## Stated exercise
All of the records below should be output exactly.

## Materials provided

..........

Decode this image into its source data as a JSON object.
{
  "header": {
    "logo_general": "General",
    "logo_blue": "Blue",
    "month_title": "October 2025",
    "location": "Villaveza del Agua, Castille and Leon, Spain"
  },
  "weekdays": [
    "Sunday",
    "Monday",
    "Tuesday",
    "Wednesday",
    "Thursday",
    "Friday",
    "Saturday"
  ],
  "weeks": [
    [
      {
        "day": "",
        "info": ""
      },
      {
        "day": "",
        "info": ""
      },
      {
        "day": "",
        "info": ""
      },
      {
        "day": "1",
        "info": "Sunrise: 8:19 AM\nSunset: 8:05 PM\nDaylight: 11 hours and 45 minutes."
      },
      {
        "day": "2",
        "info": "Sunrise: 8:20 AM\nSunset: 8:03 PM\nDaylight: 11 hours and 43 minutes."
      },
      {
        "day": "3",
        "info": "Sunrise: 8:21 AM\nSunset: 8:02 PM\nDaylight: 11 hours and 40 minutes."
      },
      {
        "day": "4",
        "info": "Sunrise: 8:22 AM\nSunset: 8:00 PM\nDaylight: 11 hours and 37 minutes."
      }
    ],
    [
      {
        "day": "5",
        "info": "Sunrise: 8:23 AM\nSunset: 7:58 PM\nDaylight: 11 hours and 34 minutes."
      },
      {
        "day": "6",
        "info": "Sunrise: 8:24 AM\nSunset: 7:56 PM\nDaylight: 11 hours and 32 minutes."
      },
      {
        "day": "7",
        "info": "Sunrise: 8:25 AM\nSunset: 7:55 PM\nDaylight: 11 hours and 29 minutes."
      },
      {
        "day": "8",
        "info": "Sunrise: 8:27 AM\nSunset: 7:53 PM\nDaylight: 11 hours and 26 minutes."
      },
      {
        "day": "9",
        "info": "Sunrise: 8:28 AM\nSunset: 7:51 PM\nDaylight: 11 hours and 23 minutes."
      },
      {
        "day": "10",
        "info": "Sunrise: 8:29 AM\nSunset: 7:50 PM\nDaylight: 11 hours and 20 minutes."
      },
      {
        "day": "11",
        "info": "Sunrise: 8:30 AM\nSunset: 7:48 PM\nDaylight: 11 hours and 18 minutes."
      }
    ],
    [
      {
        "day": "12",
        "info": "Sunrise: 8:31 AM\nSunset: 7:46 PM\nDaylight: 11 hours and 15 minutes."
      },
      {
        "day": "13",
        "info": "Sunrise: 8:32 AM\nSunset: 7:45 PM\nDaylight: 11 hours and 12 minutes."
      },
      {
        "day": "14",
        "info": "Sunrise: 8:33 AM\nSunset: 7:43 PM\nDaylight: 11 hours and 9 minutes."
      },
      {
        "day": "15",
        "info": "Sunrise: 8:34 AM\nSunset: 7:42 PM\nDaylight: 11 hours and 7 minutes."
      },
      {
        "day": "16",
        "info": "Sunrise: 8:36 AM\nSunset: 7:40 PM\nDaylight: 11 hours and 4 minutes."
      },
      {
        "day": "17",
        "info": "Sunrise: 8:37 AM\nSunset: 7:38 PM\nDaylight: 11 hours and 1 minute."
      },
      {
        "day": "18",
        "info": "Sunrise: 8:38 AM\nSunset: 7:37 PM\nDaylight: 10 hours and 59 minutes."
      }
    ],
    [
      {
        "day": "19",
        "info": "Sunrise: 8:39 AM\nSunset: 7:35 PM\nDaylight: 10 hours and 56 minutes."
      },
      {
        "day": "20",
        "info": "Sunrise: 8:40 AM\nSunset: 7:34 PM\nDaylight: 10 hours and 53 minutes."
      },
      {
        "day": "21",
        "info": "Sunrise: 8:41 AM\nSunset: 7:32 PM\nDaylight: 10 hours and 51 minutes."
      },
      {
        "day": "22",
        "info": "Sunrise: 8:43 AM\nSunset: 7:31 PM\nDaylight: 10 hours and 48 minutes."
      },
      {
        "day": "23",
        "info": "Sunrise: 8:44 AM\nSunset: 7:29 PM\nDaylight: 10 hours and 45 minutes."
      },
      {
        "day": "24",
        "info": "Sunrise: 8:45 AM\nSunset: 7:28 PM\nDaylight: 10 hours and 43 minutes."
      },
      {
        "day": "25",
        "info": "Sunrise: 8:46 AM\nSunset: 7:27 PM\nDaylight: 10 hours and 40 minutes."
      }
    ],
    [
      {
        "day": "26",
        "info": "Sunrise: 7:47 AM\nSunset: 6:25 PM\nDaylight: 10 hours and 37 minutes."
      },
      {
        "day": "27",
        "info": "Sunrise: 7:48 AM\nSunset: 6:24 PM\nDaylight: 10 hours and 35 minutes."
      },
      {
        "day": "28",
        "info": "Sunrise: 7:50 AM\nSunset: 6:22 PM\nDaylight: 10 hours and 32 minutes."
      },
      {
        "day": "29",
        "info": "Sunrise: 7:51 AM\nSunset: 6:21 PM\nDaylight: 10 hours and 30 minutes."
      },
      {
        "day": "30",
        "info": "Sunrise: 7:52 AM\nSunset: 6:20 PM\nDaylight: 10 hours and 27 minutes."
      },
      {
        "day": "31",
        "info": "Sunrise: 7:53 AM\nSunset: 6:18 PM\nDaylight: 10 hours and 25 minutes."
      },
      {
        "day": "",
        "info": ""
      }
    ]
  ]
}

..........

## Final answer
Decode this image into its source data as a JSON object.
{
  "header": {
    "logo_general": "General",
    "logo_blue": "Blue",
    "month_title": "October 2025",
    "location": "Villaveza del Agua, Castille and Leon, Spain"
  },
  "weekdays": [
    "Sunday",
    "Monday",
    "Tuesday",
    "Wednesday",
    "Thursday",
    "Friday",
    "Saturday"
  ],
  "weeks": [
    [
      {
        "day": "",
        "info": ""
      },
      {
        "day": "",
        "info": ""
      },
      {
        "day": "",
        "info": ""
      },
      {
        "day": "1",
        "info": "Sunrise: 8:19 AM\nSunset: 8:05 PM\nDaylight: 11 hours and 45 minutes."
      },
      {
        "day": "2",
        "info": "Sunrise: 8:20 AM\nSunset: 8:03 PM\nDaylight: 11 hours and 43 minutes."
      },
      {
        "day": "3",
        "info": "Sunrise: 8:21 AM\nSunset: 8:02 PM\nDaylight: 11 hours and 40 minutes."
      },
      {
        "day": "4",
        "info": "Sunrise: 8:22 AM\nSunset: 8:00 PM\nDaylight: 11 hours and 37 minutes."
      }
    ],
    [
      {
        "day": "5",
        "info": "Sunrise: 8:23 AM\nSunset: 7:58 PM\nDaylight: 11 hours and 34 minutes."
      },
      {
        "day": "6",
        "info": "Sunrise: 8:24 AM\nSunset: 7:56 PM\nDaylight: 11 hours and 32 minutes."
      },
      {
        "day": "7",
        "info": "Sunrise: 8:25 AM\nSunset: 7:55 PM\nDaylight: 11 hours and 29 minutes."
      },
      {
        "day": "8",
        "info": "Sunrise: 8:27 AM\nSunset: 7:53 PM\nDaylight: 11 hours and 26 minutes."
      },
      {
        "day": "9",
        "info": "Sunrise: 8:28 AM\nSunset: 7:51 PM\nDaylight: 11 hours and 23 minutes."
      },
      {
        "day": "10",
        "info": "Sunrise: 8:29 AM\nSunset: 7:50 PM\nDaylight: 11 hours and 20 minutes."
      },
      {
        "day": "11",
        "info": "Sunrise: 8:30 AM\nSunset: 7:48 PM\nDaylight: 11 hours and 18 minutes."
      }
    ],
    [
      {
        "day": "12",
        "info": "Sunrise: 8:31 AM\nSunset: 7:46 PM\nDaylight: 11 hours and 15 minutes."
      },
      {
        "day": "13",
        "info": "Sunrise: 8:32 AM\nSunset: 7:45 PM\nDaylight: 11 hours and 12 minutes."
      },
      {
        "day": "14",
        "info": "Sunrise: 8:33 AM\nSunset: 7:43 PM\nDaylight: 11 hours and 9 minutes."
      },
      {
        "day": "15",
        "info": "Sunrise: 8:34 AM\nSunset: 7:42 PM\nDaylight: 11 hours and 7 minutes."
      },
      {
        "day": "16",
        "info": "Sunrise: 8:36 AM\nSunset: 7:40 PM\nDaylight: 11 hours and 4 minutes."
      },
      {
        "day": "17",
        "info": "Sunrise: 8:37 AM\nSunset: 7:38 PM\nDaylight: 11 hours and 1 minute."
      },
      {
        "day": "18",
        "info": "Sunrise: 8:38 AM\nSunset: 7:37 PM\nDaylight: 10 hours and 59 minutes."
      }
    ],
    [
      {
        "day": "19",
        "info": "Sunrise: 8:39 AM\nSunset: 7:35 PM\nDaylight: 10 hours and 56 minutes."
      },
      {
        "day": "20",
        "info": "Sunrise: 8:40 AM\nSunset: 7:34 PM\nDaylight: 10 hours and 53 minutes."
      },
      {
        "day": "21",
        "info": "Sunrise: 8:41 AM\nSunset: 7:32 PM\nDaylight: 10 hours and 51 minutes."
      },
      {
        "day": "22",
        "info": "Sunrise: 8:43 AM\nSunset: 7:31 PM\nDaylight: 10 hours and 48 minutes."
      },
      {
        "day": "23",
        "info": "Sunrise: 8:44 AM\nSunset: 7:29 PM\nDaylight: 10 hours and 45 minutes."
      },
      {
        "day": "24",
        "info": "Sunrise: 8:45 AM\nSunset: 7:28 PM\nDaylight: 10 hours and 43 minutes."
      },
      {
        "day": "25",
        "info": "Sunrise: 8:46 AM\nSunset: 7:27 PM\nDaylight: 10 hours and 40 minutes."
      }
    ],
    [
      {
        "day": "26",
        "info": "Sunrise: 7:47 AM\nSunset: 6:25 PM\nDaylight: 10 hours and 37 minutes."
      },
      {
        "day": "27",
        "info": "Sunrise: 7:48 AM\nSunset: 6:24 PM\nDaylight: 10 hours and 35 minutes."
      },
      {
        "day": "28",
        "info": "Sunrise: 7:50 AM\nSunset: 6:22 PM\nDaylight: 10 hours and 32 minutes."
      },
      {
        "day": "29",
        "info": "Sunrise: 7:51 AM\nSunset: 6:21 PM\nDaylight: 10 hours and 30 minutes."
      },
      {
        "day": "30",
        "info": "Sunrise: 7:52 AM\nSunset: 6:20 PM\nDaylight: 10 hours and 27 minutes."
      },
      {
        "day": "31",
        "info": "Sunrise: 7:53 AM\nSunset: 6:18 PM\nDaylight: 10 hours and 25 minutes."
      },
      {
        "day": "",
        "info": ""
      }
    ]
  ]
}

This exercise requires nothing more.